**WHAT YOU NEED TO DO**
Gather every line from the entries below that includes "label".

****************************************

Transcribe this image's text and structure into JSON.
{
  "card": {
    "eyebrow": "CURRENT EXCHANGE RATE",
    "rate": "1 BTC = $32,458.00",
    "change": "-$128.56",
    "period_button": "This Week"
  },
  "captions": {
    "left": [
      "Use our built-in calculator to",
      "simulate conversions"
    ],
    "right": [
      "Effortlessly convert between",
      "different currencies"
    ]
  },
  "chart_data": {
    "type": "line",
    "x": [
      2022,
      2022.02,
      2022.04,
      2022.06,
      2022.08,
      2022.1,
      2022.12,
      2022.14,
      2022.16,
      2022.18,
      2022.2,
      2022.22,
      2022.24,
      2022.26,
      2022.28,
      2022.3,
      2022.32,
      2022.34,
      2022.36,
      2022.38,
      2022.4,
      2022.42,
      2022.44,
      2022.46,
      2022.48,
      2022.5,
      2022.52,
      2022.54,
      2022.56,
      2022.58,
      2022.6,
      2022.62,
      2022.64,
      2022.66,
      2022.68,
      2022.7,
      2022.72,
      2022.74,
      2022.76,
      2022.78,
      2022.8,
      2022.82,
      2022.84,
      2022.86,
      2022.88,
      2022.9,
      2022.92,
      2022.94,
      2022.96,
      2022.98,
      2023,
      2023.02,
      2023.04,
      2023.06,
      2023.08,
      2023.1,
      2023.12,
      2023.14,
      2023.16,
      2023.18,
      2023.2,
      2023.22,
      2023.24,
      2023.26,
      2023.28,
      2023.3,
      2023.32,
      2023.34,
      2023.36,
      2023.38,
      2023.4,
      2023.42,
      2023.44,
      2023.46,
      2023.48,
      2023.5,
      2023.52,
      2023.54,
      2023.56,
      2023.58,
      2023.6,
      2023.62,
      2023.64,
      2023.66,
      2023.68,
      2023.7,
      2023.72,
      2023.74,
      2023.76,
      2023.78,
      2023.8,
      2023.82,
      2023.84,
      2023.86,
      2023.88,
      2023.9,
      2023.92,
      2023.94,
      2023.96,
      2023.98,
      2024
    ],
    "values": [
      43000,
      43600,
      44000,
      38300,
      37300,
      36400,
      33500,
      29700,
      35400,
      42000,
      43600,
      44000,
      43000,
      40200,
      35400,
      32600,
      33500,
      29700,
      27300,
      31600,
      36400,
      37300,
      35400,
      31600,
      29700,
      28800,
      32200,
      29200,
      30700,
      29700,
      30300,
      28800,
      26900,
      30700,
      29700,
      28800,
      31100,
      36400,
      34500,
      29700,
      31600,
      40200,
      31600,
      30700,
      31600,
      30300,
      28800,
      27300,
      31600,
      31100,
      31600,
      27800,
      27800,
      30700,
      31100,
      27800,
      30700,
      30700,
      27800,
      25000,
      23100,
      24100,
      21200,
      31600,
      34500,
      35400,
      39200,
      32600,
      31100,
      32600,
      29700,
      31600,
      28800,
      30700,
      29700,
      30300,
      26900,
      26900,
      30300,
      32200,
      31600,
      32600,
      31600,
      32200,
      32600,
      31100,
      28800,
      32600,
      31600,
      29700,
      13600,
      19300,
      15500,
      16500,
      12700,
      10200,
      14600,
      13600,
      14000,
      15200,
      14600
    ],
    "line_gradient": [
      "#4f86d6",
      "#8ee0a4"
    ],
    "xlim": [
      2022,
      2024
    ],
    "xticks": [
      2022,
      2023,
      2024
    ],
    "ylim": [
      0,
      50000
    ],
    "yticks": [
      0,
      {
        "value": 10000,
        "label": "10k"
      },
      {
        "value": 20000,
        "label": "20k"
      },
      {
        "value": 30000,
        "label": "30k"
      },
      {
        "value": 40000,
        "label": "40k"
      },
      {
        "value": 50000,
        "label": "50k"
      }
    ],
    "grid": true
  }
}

****************************************

**OUTPUT OF THE EXERCISE**
        "label": "10k"
        "label": "20k"
        "label": "30k"
        "label": "40k"
        "label": "50k"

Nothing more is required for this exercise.